Texto do exercício —
Cotas raciais: por que as universidades adotam bancas de verificação?
Entenda os principais pontos desse debate que envolve as raízes do racismo brasileiro
A exemplos de outras instituições do país, a Universidade de São Paulo (USP) decidiu implementar, para o ano de 2023, uma comissão de verificação para ingressantes via cotas raciais no vestibular da Fuvest e no Sisu. A banca será composta de um docente, um servidor técnico-administrativo, um aluno de graduação e um aluno de pós-graduação (ambos indicados pela Coligação dos Coletivos Negros da USP), além de um representante da sociedade civil. Os cinco membros deverão ter, preferencialmente, experiência comprovada em procedimentos do tipo ou ser especialistas na temática da igualdade racial.
A USP adota a reserva de vagas para alunos de escolas públicas e autodeclarados PPI (pretos, pardos e indígenas) nos cursos de graduação desde o vestibular de 2018. Até o processo seletivo deste ano, a USP utilizava apenas a autodeclaração para validar a matrícula dos ingressantes pelas cotas étnico-raciais. Nesse caso, o próprio candidato, no ato da inscrição do vestibular, especifica a sua identidade racial.
O processo, no entanto, se mostrou ineficiente. Desde a adoção dessa política, a USP recebeu cerca de 200 denúncias de supostas fraudes na autodeclaração de pertencimento ao grupo PPI (pretos, pardos e indígenas). Só no ano passado, foram invalidadas as matrículas de seis estudantes matriculados em cursos da área de saúde, entre eles, de Medicina.

Dados fornecidos —
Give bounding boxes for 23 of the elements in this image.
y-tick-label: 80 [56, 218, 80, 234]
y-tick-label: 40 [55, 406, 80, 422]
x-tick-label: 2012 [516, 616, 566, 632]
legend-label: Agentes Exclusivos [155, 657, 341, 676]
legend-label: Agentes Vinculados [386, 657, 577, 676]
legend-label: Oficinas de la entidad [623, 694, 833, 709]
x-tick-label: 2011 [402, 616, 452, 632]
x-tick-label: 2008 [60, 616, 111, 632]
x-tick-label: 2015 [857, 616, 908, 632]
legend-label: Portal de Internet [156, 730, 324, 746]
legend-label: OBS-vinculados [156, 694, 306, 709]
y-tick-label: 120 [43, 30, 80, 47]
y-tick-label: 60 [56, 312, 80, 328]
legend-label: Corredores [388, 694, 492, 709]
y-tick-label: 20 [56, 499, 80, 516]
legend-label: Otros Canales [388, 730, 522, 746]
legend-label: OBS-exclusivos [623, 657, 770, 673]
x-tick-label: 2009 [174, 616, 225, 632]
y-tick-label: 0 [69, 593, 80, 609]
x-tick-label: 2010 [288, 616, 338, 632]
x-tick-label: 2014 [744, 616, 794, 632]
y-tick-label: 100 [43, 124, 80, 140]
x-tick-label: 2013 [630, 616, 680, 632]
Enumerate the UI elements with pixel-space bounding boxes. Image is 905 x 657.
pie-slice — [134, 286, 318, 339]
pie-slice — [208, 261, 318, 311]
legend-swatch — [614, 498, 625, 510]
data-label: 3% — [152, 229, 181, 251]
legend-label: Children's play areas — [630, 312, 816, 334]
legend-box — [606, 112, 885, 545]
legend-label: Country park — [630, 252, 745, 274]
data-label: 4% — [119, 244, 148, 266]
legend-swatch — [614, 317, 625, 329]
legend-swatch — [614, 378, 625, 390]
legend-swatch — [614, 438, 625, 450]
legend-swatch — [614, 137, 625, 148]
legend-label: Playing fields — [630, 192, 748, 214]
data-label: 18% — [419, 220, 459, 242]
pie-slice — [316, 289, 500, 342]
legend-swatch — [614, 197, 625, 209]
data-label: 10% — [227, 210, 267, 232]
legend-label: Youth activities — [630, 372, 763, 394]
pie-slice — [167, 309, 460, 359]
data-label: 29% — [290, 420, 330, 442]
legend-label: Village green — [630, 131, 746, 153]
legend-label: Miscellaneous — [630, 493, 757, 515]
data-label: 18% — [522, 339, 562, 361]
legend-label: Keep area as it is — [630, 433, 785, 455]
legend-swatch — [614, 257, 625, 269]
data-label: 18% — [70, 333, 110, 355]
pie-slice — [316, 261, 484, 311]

Descrição da tarefa —
Reproduza, sem nenhuma alteração, tudo o que vai de "Cotas raciais: por" até "da igualdade racial." no texto sobre cotas raciais.

Resultado —
Cotas raciais: por que as universidades adotam bancas de verificação?
Entenda os principais pontos desse debate que envolve as raízes do racismo brasileiro
A exemplos de outras instituições do país, a Universidade de São Paulo (USP) decidiu implementar, para o ano de 2023, uma comissão de verificação para ingressantes via cotas raciais no vestibular da Fuvest e no Sisu. A banca será composta de um docente, um servidor técnico-administrativo, um aluno de graduação e um aluno de pós-graduação (ambos indicados pela Coligação dos Coletivos Negros da USP), além de um representante da sociedade civil. Os cinco membros deverão ter, preferencialmente, experiência comprovada em procedimentos do tipo ou ser especialistas na temática da igualdade racial.